— start The records —

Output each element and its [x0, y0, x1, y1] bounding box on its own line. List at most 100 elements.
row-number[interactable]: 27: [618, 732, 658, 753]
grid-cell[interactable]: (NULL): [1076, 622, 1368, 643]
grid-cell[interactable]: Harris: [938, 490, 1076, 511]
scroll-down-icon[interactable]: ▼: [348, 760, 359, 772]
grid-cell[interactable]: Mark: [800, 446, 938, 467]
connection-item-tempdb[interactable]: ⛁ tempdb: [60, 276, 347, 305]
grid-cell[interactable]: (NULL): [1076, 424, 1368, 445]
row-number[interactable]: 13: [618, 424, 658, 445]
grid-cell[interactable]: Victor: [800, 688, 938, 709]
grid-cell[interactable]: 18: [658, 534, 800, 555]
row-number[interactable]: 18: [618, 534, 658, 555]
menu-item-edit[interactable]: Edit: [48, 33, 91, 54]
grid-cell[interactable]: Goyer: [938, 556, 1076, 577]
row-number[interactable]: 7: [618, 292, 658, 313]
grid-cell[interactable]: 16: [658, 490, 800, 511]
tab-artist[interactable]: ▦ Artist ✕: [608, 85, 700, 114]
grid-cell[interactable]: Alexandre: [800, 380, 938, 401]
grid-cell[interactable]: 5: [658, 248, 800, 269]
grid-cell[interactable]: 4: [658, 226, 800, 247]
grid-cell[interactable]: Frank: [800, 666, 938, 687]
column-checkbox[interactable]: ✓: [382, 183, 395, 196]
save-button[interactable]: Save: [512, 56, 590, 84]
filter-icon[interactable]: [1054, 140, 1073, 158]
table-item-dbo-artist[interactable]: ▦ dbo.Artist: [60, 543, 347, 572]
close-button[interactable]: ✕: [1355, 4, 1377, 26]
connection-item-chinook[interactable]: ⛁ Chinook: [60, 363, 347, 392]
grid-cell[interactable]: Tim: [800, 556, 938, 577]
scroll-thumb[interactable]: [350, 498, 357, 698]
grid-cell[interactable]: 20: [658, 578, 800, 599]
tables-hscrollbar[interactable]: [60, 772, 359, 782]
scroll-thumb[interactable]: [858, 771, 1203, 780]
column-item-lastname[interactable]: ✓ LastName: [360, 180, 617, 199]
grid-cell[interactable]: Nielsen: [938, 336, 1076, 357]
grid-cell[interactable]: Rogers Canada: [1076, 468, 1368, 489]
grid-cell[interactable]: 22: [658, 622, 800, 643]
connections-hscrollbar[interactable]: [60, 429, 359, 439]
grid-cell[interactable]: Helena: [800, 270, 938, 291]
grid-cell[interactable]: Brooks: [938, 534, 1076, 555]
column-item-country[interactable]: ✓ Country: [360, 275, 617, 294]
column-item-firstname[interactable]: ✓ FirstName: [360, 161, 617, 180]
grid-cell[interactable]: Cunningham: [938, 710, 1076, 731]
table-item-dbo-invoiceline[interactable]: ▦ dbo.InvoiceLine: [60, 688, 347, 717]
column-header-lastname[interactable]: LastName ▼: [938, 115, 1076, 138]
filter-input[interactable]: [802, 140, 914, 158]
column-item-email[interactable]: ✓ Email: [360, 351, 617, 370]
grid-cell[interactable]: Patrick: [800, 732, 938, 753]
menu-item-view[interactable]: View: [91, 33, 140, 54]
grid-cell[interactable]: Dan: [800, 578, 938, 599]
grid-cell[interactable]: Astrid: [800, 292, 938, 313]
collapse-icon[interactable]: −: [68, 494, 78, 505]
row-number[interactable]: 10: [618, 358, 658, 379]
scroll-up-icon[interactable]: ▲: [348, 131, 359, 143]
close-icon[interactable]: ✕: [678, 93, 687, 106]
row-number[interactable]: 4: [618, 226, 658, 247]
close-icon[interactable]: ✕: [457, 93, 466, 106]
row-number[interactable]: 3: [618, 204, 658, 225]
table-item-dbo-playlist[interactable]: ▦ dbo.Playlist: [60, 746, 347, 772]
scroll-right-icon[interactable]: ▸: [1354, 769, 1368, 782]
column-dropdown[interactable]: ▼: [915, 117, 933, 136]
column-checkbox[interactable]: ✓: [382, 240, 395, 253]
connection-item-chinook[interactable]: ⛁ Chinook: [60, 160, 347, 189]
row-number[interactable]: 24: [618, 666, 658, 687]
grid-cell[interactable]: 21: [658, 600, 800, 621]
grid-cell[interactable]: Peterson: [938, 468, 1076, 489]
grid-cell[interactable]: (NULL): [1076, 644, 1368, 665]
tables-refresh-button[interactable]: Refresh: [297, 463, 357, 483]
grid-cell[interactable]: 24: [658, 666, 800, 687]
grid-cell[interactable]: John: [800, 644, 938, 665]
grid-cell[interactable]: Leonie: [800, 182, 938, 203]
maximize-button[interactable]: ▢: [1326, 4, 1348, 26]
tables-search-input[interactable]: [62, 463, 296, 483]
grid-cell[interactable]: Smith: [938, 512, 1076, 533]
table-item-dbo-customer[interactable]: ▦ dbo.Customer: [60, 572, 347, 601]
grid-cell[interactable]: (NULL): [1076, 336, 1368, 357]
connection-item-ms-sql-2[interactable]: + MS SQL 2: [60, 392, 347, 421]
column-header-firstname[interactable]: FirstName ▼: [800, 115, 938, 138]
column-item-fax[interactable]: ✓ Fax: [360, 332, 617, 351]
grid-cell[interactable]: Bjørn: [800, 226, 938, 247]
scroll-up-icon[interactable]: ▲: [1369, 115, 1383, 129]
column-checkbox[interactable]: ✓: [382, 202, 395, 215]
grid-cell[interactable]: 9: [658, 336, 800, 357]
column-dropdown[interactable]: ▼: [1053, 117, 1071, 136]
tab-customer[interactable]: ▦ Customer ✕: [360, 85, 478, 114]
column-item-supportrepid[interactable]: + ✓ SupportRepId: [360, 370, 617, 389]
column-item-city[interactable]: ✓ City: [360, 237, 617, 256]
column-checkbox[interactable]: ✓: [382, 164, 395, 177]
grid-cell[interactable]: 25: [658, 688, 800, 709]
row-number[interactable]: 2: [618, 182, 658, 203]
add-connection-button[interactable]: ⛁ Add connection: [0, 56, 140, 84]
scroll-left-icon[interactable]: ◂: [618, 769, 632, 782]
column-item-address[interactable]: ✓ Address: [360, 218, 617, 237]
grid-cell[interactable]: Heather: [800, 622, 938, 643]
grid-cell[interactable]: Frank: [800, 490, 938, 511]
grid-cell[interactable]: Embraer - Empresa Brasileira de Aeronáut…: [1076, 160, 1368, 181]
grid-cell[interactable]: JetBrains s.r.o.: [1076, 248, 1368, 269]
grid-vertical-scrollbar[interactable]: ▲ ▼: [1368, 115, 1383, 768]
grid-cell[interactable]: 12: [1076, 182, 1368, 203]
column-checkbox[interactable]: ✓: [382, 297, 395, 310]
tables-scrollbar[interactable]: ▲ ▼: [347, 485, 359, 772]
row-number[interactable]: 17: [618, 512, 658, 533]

— end The records —

Problem
Repeat the stretch of the records from the very start through the line containing "grid-cell[interactable]: (NULL): [1076, 424, 1368, 445]", including that line, word for word.

Final answer
Output each element and its [x0, y0, x1, y1] bounding box on its own line. List at most 100 elements.
row-number[interactable]: 27: [618, 732, 658, 753]
grid-cell[interactable]: (NULL): [1076, 622, 1368, 643]
grid-cell[interactable]: Harris: [938, 490, 1076, 511]
scroll-down-icon[interactable]: ▼: [348, 760, 359, 772]
grid-cell[interactable]: Mark: [800, 446, 938, 467]
connection-item-tempdb[interactable]: ⛁ tempdb: [60, 276, 347, 305]
grid-cell[interactable]: (NULL): [1076, 424, 1368, 445]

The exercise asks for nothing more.